§ Supplied data:
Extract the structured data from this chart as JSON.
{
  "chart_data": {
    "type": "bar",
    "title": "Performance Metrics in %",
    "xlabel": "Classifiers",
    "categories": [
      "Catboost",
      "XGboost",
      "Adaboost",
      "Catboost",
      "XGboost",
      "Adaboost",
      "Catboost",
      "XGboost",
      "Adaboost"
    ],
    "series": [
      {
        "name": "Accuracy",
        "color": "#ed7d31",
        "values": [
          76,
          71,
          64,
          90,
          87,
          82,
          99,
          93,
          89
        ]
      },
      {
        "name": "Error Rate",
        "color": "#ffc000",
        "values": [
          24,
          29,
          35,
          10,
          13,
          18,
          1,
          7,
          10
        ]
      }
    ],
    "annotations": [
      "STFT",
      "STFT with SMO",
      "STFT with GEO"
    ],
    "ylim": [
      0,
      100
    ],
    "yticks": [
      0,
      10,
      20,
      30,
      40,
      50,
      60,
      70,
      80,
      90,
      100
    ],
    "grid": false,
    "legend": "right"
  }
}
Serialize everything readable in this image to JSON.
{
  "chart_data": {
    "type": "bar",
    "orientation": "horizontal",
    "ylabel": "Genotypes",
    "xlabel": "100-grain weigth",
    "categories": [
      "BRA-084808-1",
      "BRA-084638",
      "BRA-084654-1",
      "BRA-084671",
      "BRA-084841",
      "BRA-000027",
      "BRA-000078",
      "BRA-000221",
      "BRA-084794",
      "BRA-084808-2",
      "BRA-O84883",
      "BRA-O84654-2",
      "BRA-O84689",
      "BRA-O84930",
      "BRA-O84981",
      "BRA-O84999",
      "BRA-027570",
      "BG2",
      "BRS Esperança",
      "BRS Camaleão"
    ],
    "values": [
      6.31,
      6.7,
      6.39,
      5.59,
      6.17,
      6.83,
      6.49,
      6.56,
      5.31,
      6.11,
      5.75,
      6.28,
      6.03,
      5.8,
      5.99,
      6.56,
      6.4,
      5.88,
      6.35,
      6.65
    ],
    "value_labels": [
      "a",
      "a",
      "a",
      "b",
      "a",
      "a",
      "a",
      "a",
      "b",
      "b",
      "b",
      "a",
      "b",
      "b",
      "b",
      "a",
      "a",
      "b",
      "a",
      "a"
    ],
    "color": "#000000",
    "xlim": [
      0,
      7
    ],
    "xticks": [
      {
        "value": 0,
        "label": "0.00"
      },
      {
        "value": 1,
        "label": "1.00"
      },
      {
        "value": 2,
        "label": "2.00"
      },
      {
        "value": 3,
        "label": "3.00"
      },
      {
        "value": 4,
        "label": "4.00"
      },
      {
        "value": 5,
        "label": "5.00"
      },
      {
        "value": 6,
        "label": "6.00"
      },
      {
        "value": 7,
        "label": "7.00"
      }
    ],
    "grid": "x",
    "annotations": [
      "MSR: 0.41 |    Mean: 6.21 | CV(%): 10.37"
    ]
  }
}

§ Exercise objective:
Return the whole listing exactly, with every line included.

§ Finished task:
Extract the structured data from this chart as JSON.
{
  "chart_data": {
    "type": "bar",
    "title": "Performance Metrics in %",
    "xlabel": "Classifiers",
    "categories": [
      "Catboost",
      "XGboost",
      "Adaboost",
      "Catboost",
      "XGboost",
      "Adaboost",
      "Catboost",
      "XGboost",
      "Adaboost"
    ],
    "series": [
      {
        "name": "Accuracy",
        "color": "#ed7d31",
        "values": [
          76,
          71,
          64,
          90,
          87,
          82,
          99,
          93,
          89
        ]
      },
      {
        "name": "Error Rate",
        "color": "#ffc000",
        "values": [
          24,
          29,
          35,
          10,
          13,
          18,
          1,
          7,
          10
        ]
      }
    ],
    "annotations": [
      "STFT",
      "STFT with SMO",
      "STFT with GEO"
    ],
    "ylim": [
      0,
      100
    ],
    "yticks": [
      0,
      10,
      20,
      30,
      40,
      50,
      60,
      70,
      80,
      90,
      100
    ],
    "grid": false,
    "legend": "right"
  }
}
Serialize everything readable in this image to JSON.
{
  "chart_data": {
    "type": "bar",
    "orientation": "horizontal",
    "ylabel": "Genotypes",
    "xlabel": "100-grain weigth",
    "categories": [
      "BRA-084808-1",
      "BRA-084638",
      "BRA-084654-1",
      "BRA-084671",
      "BRA-084841",
      "BRA-000027",
      "BRA-000078",
      "BRA-000221",
      "BRA-084794",
      "BRA-084808-2",
      "BRA-O84883",
      "BRA-O84654-2",
      "BRA-O84689",
      "BRA-O84930",
      "BRA-O84981",
      "BRA-O84999",
      "BRA-027570",
      "BG2",
      "BRS Esperança",
      "BRS Camaleão"
    ],
    "values": [
      6.31,
      6.7,
      6.39,
      5.59,
      6.17,
      6.83,
      6.49,
      6.56,
      5.31,
      6.11,
      5.75,
      6.28,
      6.03,
      5.8,
      5.99,
      6.56,
      6.4,
      5.88,
      6.35,
      6.65
    ],
    "value_labels": [
      "a",
      "a",
      "a",
      "b",
      "a",
      "a",
      "a",
      "a",
      "b",
      "b",
      "b",
      "a",
      "b",
      "b",
      "b",
      "a",
      "a",
      "b",
      "a",
      "a"
    ],
    "color": "#000000",
    "xlim": [
      0,
      7
    ],
    "xticks": [
      {
        "value": 0,
        "label": "0.00"
      },
      {
        "value": 1,
        "label": "1.00"
      },
      {
        "value": 2,
        "label": "2.00"
      },
      {
        "value": 3,
        "label": "3.00"
      },
      {
        "value": 4,
        "label": "4.00"
      },
      {
        "value": 5,
        "label": "5.00"
      },
      {
        "value": 6,
        "label": "6.00"
      },
      {
        "value": 7,
        "label": "7.00"
      }
    ],
    "grid": "x",
    "annotations": [
      "MSR: 0.41 |    Mean: 6.21 | CV(%): 10.37"
    ]
  }
}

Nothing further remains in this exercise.